→ **DÉTAILS DE L'EXERCICE**: Mettez sous forme de liste numérotée les lignes du passage qui s'ouvre sur la ligne contenant "port-connector-icon (66, 362, 82, 378)" et se ferme sur celle contenant "expand-arrow-icon[interactable] (28, 258, 38, 268)", bornes incluses et lignes vides exclues.
____________
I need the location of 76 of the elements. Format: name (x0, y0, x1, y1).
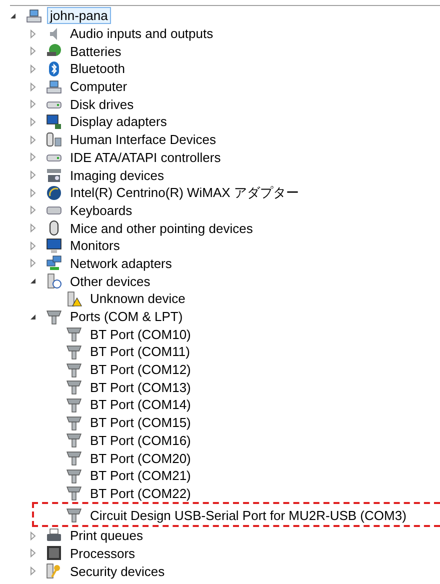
port-connector-icon (66, 362, 82, 378)
tree-item[interactable]: Security devices (67, 562, 168, 580)
tree-item[interactable]: Disk drives (67, 96, 137, 113)
tree-item[interactable]: BT Port (COM16) (87, 432, 194, 449)
warning-device-icon (66, 290, 82, 307)
port-connector-icon (66, 414, 82, 431)
collapse-arrow-icon[interactable] (28, 276, 38, 286)
tree-item[interactable]: BT Port (COM14) (87, 396, 194, 414)
key-icon (46, 563, 62, 580)
port-connector-icon (66, 507, 82, 524)
bluetooth-icon (46, 60, 62, 77)
expand-arrow-icon[interactable] (28, 82, 38, 92)
expand-arrow-icon[interactable] (28, 530, 38, 541)
expand-arrow-icon[interactable] (28, 170, 38, 180)
tree-item[interactable]: BT Port (COM20) (87, 450, 194, 467)
tree-item[interactable]: Ports (COM & LPT) (67, 308, 186, 326)
tree-item[interactable]: Intel(R) Centrino(R) WiMAX アダプター (67, 184, 302, 202)
expand-arrow-icon[interactable] (28, 152, 38, 162)
chip-icon (46, 545, 62, 562)
tree-item[interactable]: IDE ATA/ATAPI controllers (67, 148, 224, 166)
expand-arrow-icon[interactable] (28, 258, 38, 268)
input-device-icon (46, 132, 62, 148)
tree-item[interactable]: Keyboards (67, 202, 136, 219)
port-connector-icon (46, 308, 62, 325)
expand-arrow-icon[interactable] (28, 205, 38, 216)
tree-item[interactable]: Processors (67, 544, 138, 562)
expand-arrow-icon[interactable] (28, 548, 38, 558)
display-card-icon (46, 114, 62, 130)
port-connector-icon (66, 396, 82, 413)
tree-item[interactable]: Circuit Design USB-Serial Port for MU2R-USB (COM3) (87, 506, 410, 524)
tree-item[interactable]: Human Interface Devices (67, 131, 219, 148)
tree-item[interactable]: Display adapters (67, 113, 170, 130)
port-connector-icon (66, 344, 82, 360)
computer-icon (26, 8, 42, 24)
unknown-device-icon (46, 273, 62, 290)
expand-arrow-icon[interactable] (28, 240, 38, 251)
tree-item[interactable]: Unknown device (87, 290, 188, 308)
expand-arrow-icon[interactable] (28, 188, 38, 198)
tree-item[interactable]: Batteries (67, 42, 124, 60)
tree-item[interactable]: BT Port (COM11) (87, 343, 193, 360)
expand-arrow-icon[interactable] (28, 134, 38, 145)
tree-item[interactable]: Monitors (67, 237, 123, 254)
computer-icon (46, 78, 62, 95)
tree-item[interactable]: Computer (67, 78, 130, 96)
tree-item[interactable]: Print queues (67, 527, 146, 544)
tree-item[interactable]: BT Port (COM21) (87, 467, 194, 484)
monitor-icon (46, 238, 62, 254)
tree-item[interactable]: Mice and other pointing devices (67, 220, 256, 237)
port-connector-icon (66, 379, 82, 396)
tree-item[interactable]: Imaging devices (67, 166, 167, 184)
tree-item[interactable]: BT Port (COM22) (87, 484, 194, 502)
expand-arrow-icon[interactable] (28, 223, 38, 234)
port-connector-icon (66, 468, 82, 484)
expand-arrow-icon[interactable] (28, 28, 38, 39)
tree-item[interactable]: Bluetooth (67, 60, 128, 78)
expand-arrow-icon[interactable] (28, 566, 38, 576)
tree-item[interactable]: BT Port (COM15) (87, 414, 194, 432)
tree-item[interactable]: Other devices (67, 272, 154, 290)
expand-arrow-icon[interactable] (28, 46, 38, 56)
expand-arrow-icon[interactable] (28, 64, 38, 74)
network-icon (46, 255, 62, 272)
expand-arrow-icon[interactable] (28, 99, 38, 110)
camera-icon (46, 167, 62, 184)
tree-item[interactable]: Network adapters (67, 254, 175, 272)
tree-item[interactable]: BT Port (COM10) (87, 326, 194, 343)
port-connector-icon (66, 326, 82, 342)
tree-item[interactable]: BT Port (COM13) (87, 378, 194, 396)
tree-item[interactable]: Audio inputs and outputs (67, 25, 216, 42)
expand-arrow-icon[interactable] (28, 116, 38, 127)
tree-item[interactable]: john-pana (47, 7, 111, 24)
port-connector-icon (66, 450, 82, 466)
tree-item[interactable]: BT Port (COM12) (87, 361, 194, 378)
wireless-adapter-icon (46, 184, 62, 201)
port-connector-icon (66, 432, 82, 448)
printer-icon (46, 528, 62, 544)
port-connector-icon (66, 485, 82, 502)
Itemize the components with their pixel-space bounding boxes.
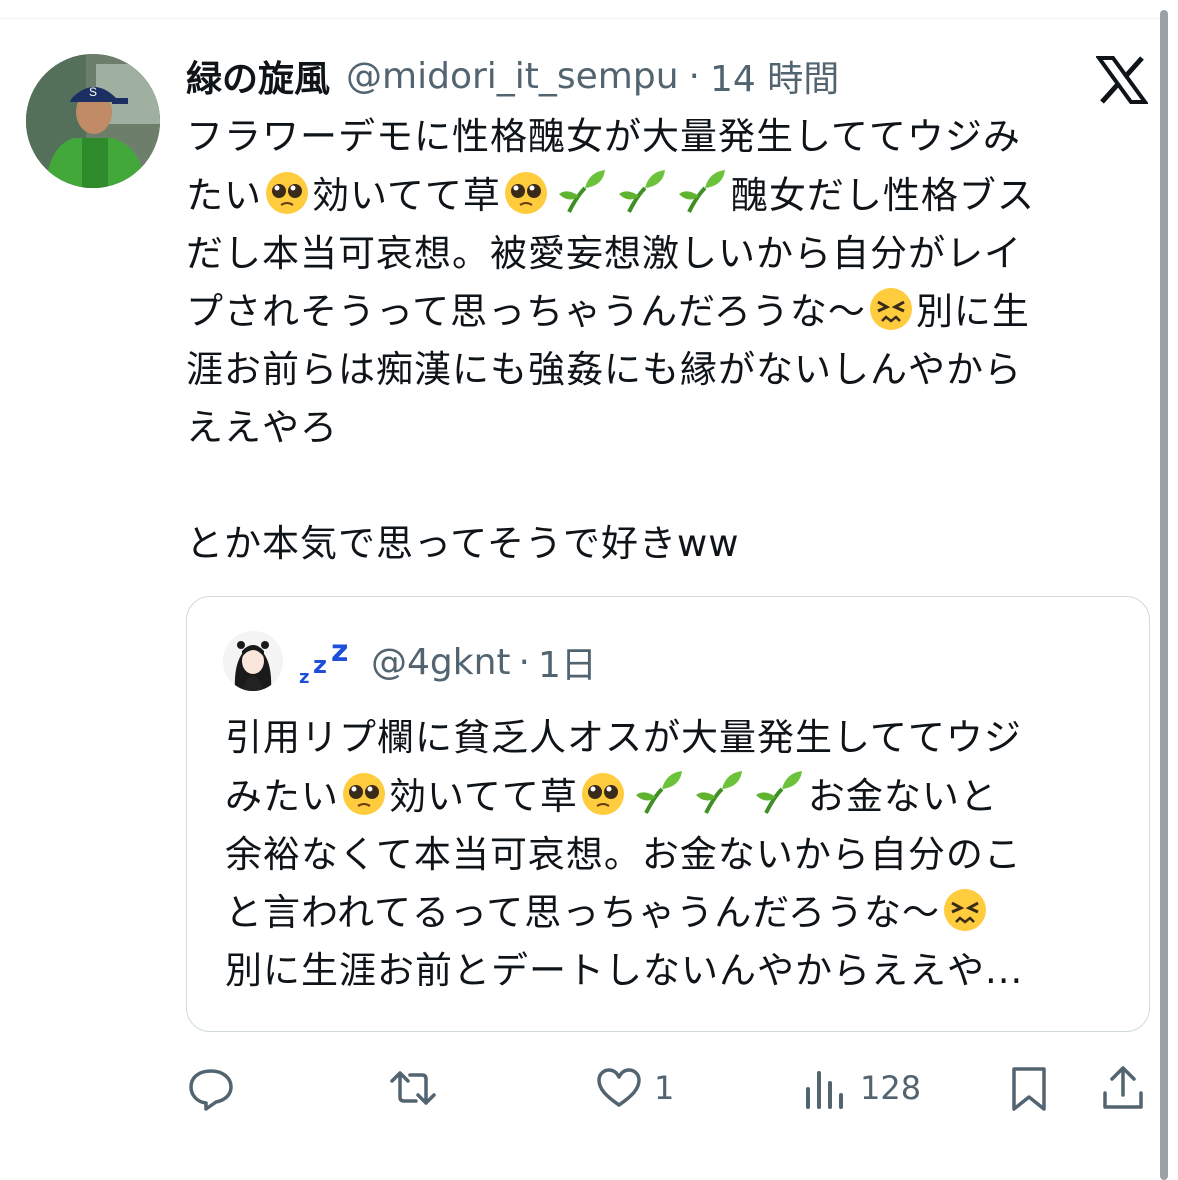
quoted-tweet-timestamp[interactable]: 1日 [538, 636, 597, 688]
views-button[interactable]: 128 [800, 1060, 921, 1116]
tweet-text-fragment: 効いてて草 [312, 174, 501, 217]
pleading-face-emoji [343, 773, 385, 815]
tweet-action-bar: 1 128 [0, 1060, 1160, 1120]
tweet-line: フラワーデモに性格醜女が大量発生しててウジみ [186, 115, 1021, 158]
seedling-emoji [558, 170, 605, 213]
scrollbar[interactable] [1160, 10, 1168, 1180]
share-button[interactable] [1098, 1060, 1148, 1116]
tweet-line: だし本当可哀想。被愛妄想激しいから自分がレイ [186, 232, 1022, 275]
seedling-emoji [618, 170, 665, 213]
quote-line: 引用リプ欄に貧乏人オスが大量発生しててウジ [225, 716, 1022, 759]
zzz-emoji[interactable]: z z z [297, 635, 357, 689]
seedling-emoji [635, 771, 682, 814]
author-handle[interactable]: @midori_it_sempu [346, 56, 679, 97]
persevering-face-emoji [869, 288, 912, 330]
tweet-text-fragment: たい [186, 174, 262, 217]
svg-text:z: z [331, 635, 348, 669]
pleading-face-emoji [266, 172, 308, 214]
tweet-line: ええやろ [186, 406, 338, 449]
pleading-face-emoji [504, 172, 547, 214]
like-icon [597, 1068, 641, 1107]
svg-text:S: S [89, 85, 97, 99]
like-count: 1 [654, 1069, 675, 1107]
quote-line: 余裕なくて本当可哀想。お金ないから自分のこ [225, 833, 1022, 876]
view-count: 128 [860, 1069, 922, 1107]
share-icon [1103, 1066, 1143, 1109]
like-button[interactable]: 1 [594, 1060, 674, 1116]
tweet-line: 涯お前らは痴漢にも強姦にも縁がないしんやから [186, 348, 1022, 391]
reply-button[interactable] [186, 1060, 246, 1116]
tweet-line: たい 効いてて草 醜女だし性格ブス [186, 166, 1146, 225]
tweet-line: プされそうって思っちゃうんだろうな〜 別に生 [186, 283, 1146, 341]
retweet-button[interactable] [388, 1060, 448, 1116]
seedling-emoji [755, 771, 802, 814]
quoted-tweet-header: z z z @4gknt · 1日 [297, 635, 597, 689]
persevering-face-emoji [943, 889, 986, 931]
quoted-author-avatar[interactable] [223, 631, 283, 691]
bookmark-icon [1012, 1067, 1046, 1111]
author-display-name[interactable]: 緑の旋風 [186, 50, 330, 102]
quote-line: 別に生涯お前とデートしないんやからええや... [225, 949, 1024, 992]
retweet-icon [390, 1071, 436, 1105]
bookmark-button[interactable] [1004, 1060, 1054, 1116]
quote-text-fragment: みたい [225, 775, 339, 818]
tweet-header: 緑の旋風 @midori_it_sempu · 14 時間 [186, 50, 839, 102]
tweet-text-fragment: 醜女だし性格ブス [730, 174, 1035, 217]
tweet-text-fragment: プされそうって思っちゃうんだろうな〜 [186, 290, 866, 333]
quote-text-fragment: お金ないと [807, 775, 998, 818]
quoted-avatar-image [223, 631, 283, 691]
pleading-face-emoji [581, 773, 624, 815]
seedling-emoji [695, 771, 742, 814]
quoted-tweet-text: 引用リプ欄に貧乏人オスが大量発生しててウジ みたい 効いてて草 お金ないと 余裕なく… [225, 709, 1125, 1000]
views-icon [806, 1071, 843, 1109]
tweet-text-fragment: 別に生 [915, 290, 1030, 333]
meta-separator: · [688, 55, 700, 97]
quote-text-fragment: 効いてて草 [389, 775, 578, 818]
tweet-text: フラワーデモに性格醜女が大量発生しててウジみ たい 効いてて草 醜女だし性格ブス だ… [186, 108, 1146, 573]
meta-separator: · [518, 641, 530, 683]
tweet-timestamp[interactable]: 14 時間 [710, 50, 839, 102]
quoted-author-handle[interactable]: @4gknt [371, 642, 511, 683]
seedling-emoji [678, 170, 725, 213]
author-avatar-image: S [26, 54, 160, 188]
top-divider [0, 0, 1160, 19]
svg-text:z: z [299, 667, 309, 688]
quoted-tweet-card[interactable]: z z z @4gknt · 1日 引用リプ欄に貧乏人オスが大量発生しててウジ … [186, 596, 1150, 1032]
quote-line: みたい 効いてて草 お金ないと [225, 767, 1125, 826]
svg-text:z: z [313, 651, 327, 679]
quote-line: と言われてるって思っちゃうんだろうな〜 [225, 884, 1125, 942]
x-logo-icon[interactable] [1096, 56, 1148, 104]
reply-icon [189, 1069, 233, 1111]
tweet-line: とか本気で思ってそうで好きww [186, 522, 740, 565]
quote-text-fragment: と言われてるって思っちゃうんだろうな〜 [225, 891, 940, 934]
author-avatar[interactable]: S [26, 54, 160, 188]
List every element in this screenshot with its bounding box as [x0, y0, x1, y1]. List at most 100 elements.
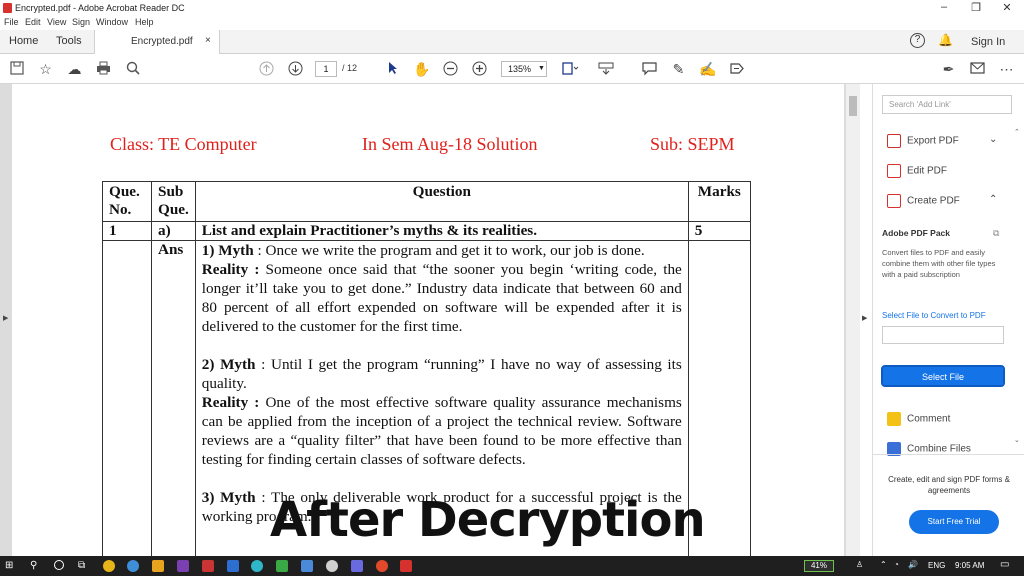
comment-icon[interactable] — [641, 61, 658, 78]
windows-start-icon[interactable]: ⊞ — [5, 560, 17, 572]
zoom-level-select[interactable]: 135% ▼ — [501, 61, 547, 77]
restore-button[interactable]: ❐ — [966, 1, 986, 14]
volume-icon[interactable]: 🔊 — [908, 560, 918, 569]
file-explorer-icon[interactable] — [152, 560, 164, 572]
print-icon[interactable] — [95, 61, 112, 78]
menu-help[interactable]: Help — [135, 17, 154, 27]
header-class: Class: TE Computer — [110, 134, 257, 154]
taskbar-app-icon[interactable] — [326, 560, 338, 572]
start-free-trial-button[interactable]: Start Free Trial — [909, 510, 999, 534]
taskbar-app-icon[interactable] — [177, 560, 189, 572]
after-decryption-overlay: After Decryption — [270, 492, 706, 548]
notification-icon[interactable]: ▭ — [1000, 559, 1009, 570]
scroll-down-icon[interactable]: ⌄ — [1014, 436, 1020, 444]
ans-que-cell — [102, 240, 152, 556]
taskbar-app-icon[interactable] — [202, 560, 214, 572]
scroll-up-icon[interactable]: ⌃ — [1014, 128, 1020, 136]
clock[interactable]: 9:05 AM — [955, 561, 984, 570]
sign-in-link[interactable]: Sign In — [971, 36, 1005, 48]
page-total: / 12 — [342, 63, 358, 73]
tab-home[interactable]: Home — [9, 35, 38, 47]
right-panel-toggle-icon[interactable]: ▶ — [862, 314, 867, 322]
tool-search-input[interactable]: Search 'Add Link' — [882, 95, 1012, 114]
menu-window[interactable]: Window — [96, 17, 128, 27]
acrobat-taskbar-icon[interactable] — [400, 560, 412, 572]
menu-sign[interactable]: Sign — [72, 17, 90, 27]
tool-comment[interactable]: Comment — [887, 412, 950, 426]
page-layout-icon[interactable] — [562, 61, 579, 78]
file-drop-box[interactable] — [882, 326, 1004, 344]
select-file-button[interactable]: Select File — [881, 365, 1005, 387]
scrollbar-thumb[interactable] — [849, 96, 857, 116]
bell-icon[interactable]: 🔔 — [938, 33, 953, 47]
close-window-button[interactable]: ✕ — [997, 1, 1017, 14]
select-file-link[interactable]: Select File to Convert to PDF — [882, 311, 986, 320]
row-marks: 5 — [687, 221, 751, 241]
tray-chevron-icon[interactable]: ⌃ — [880, 560, 887, 569]
vertical-scrollbar[interactable] — [846, 84, 860, 556]
people-icon[interactable]: ♙ — [856, 560, 863, 569]
scroll-mode-icon[interactable] — [597, 61, 614, 78]
tab-document-label: Encrypted.pdf — [131, 36, 193, 47]
next-page-icon[interactable] — [287, 61, 304, 78]
select-cursor-icon[interactable] — [384, 61, 401, 78]
tools-pane: Search 'Add Link' Export PDF ⌄ Edit PDF … — [872, 84, 1024, 556]
battery-indicator[interactable]: 41% — [804, 560, 834, 572]
ans-label: Ans — [151, 240, 196, 556]
pdf-page: Class: TE Computer In Sem Aug-18 Solutio… — [12, 84, 844, 556]
cloud-upload-icon[interactable]: ☁ — [66, 61, 83, 78]
hand-tool-icon[interactable]: ✋ — [413, 61, 430, 78]
more-tools-icon[interactable]: ⋯ — [998, 61, 1015, 78]
taskbar-app-icon[interactable] — [227, 560, 239, 572]
tool-export-pdf[interactable]: Export PDF — [887, 134, 959, 148]
menu-edit[interactable]: Edit — [25, 17, 41, 27]
network-icon[interactable]: ◔ — [894, 560, 899, 569]
zoom-out-icon[interactable] — [442, 61, 459, 78]
taskbar-app-icon[interactable] — [376, 560, 388, 572]
pdf-pack-description: Convert files to PDF and easily combine … — [882, 248, 996, 279]
chevron-down-icon: ▼ — [538, 65, 545, 72]
taskbar-app-icon[interactable] — [127, 560, 139, 572]
previous-page-icon[interactable] — [258, 61, 275, 78]
language-indicator[interactable]: ENG — [928, 561, 945, 570]
highlight-pen-icon[interactable]: ✎ — [670, 61, 687, 78]
menu-file[interactable]: File — [4, 17, 19, 27]
tool-create-pdf[interactable]: Create PDF — [887, 194, 960, 208]
row-que-no: 1 — [102, 221, 152, 241]
close-tab-icon[interactable]: × — [205, 35, 211, 46]
tab-row: Home Tools Encrypted.pdf × ? 🔔 Sign In — [0, 30, 1024, 54]
left-panel-toggle-icon[interactable]: ▶ — [3, 314, 8, 322]
sidebar-scrollbar[interactable]: ⌃ ⌄ — [1013, 128, 1023, 448]
link-sign-icon[interactable]: ✒ — [940, 61, 957, 78]
help-icon[interactable]: ? — [910, 33, 925, 48]
page-number-input[interactable]: 1 — [315, 61, 337, 77]
edge-icon[interactable] — [251, 560, 263, 572]
tab-tools[interactable]: Tools — [56, 35, 82, 47]
taskbar-app-icon[interactable] — [351, 560, 363, 572]
chevron-up-icon[interactable]: ⌃ — [989, 194, 997, 205]
chrome-icon[interactable] — [103, 560, 115, 572]
header-subject: Sub: SEPM — [650, 134, 735, 154]
myth-2: 2) Myth : Until I get the program “runni… — [201, 356, 682, 392]
chevron-down-icon[interactable]: ⌄ — [989, 134, 997, 145]
mail-icon[interactable] — [969, 61, 986, 78]
tab-document[interactable]: Encrypted.pdf × — [94, 30, 220, 54]
col-header-question: Question — [194, 181, 689, 222]
draw-signature-icon[interactable]: ✍ — [699, 61, 716, 78]
reality-1: Reality : Someone once said that “the so… — [201, 261, 682, 335]
zoom-search-icon[interactable] — [124, 61, 141, 78]
tool-edit-pdf[interactable]: Edit PDF — [887, 164, 947, 178]
row-sub-que: a) — [151, 221, 196, 241]
menu-view[interactable]: View — [47, 17, 66, 27]
bookmark-star-icon[interactable]: ☆ — [37, 61, 54, 78]
save-icon[interactable] — [8, 61, 25, 78]
minimize-button[interactable]: – — [934, 1, 954, 13]
taskbar-app-icon[interactable] — [301, 560, 313, 572]
task-view-icon[interactable]: ⧉ — [78, 560, 90, 572]
cortana-icon[interactable] — [54, 560, 64, 570]
document-viewport[interactable]: ▶ Class: TE Computer In Sem Aug-18 Solut… — [0, 84, 848, 556]
taskbar-app-icon[interactable] — [276, 560, 288, 572]
fill-sign-icon[interactable] — [728, 61, 745, 78]
taskbar-search-icon[interactable]: ⚲ — [30, 560, 42, 572]
zoom-in-icon[interactable] — [471, 61, 488, 78]
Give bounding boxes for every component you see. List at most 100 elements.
____________
→ **RÉSULTAT**:
1. port-connector-icon (66, 362, 82, 378)
2. tree-item[interactable]: Security devices (67, 562, 168, 580)
3. tree-item[interactable]: Disk drives (67, 96, 137, 113)
4. tree-item[interactable]: BT Port (COM16) (87, 432, 194, 449)
5. warning-device-icon (66, 290, 82, 307)
6. port-connector-icon (66, 414, 82, 431)
7. collapse-arrow-icon[interactable] (28, 276, 38, 286)
8. tree-item[interactable]: BT Port (COM14) (87, 396, 194, 414)
9. key-icon (46, 563, 62, 580)
10. port-connector-icon (66, 507, 82, 524)
11. bluetooth-icon (46, 60, 62, 77)
12. expand-arrow-icon[interactable] (28, 82, 38, 92)
13. expand-arrow-icon[interactable] (28, 530, 38, 541)
14. expand-arrow-icon[interactable] (28, 170, 38, 180)
15. tree-item[interactable]: BT Port (COM20) (87, 450, 194, 467)
16. tree-item[interactable]: Ports (COM & LPT) (67, 308, 186, 326)
17. tree-item[interactable]: Intel(R) Centrino(R) WiMAX アダプター (67, 184, 302, 202)
18. expand-arrow-icon[interactable] (28, 152, 38, 162)
19. chip-icon (46, 545, 62, 562)
20. tree-item[interactable]: IDE ATA/ATAPI controllers (67, 148, 224, 166)
21. expand-arrow-icon[interactable] (28, 258, 38, 268)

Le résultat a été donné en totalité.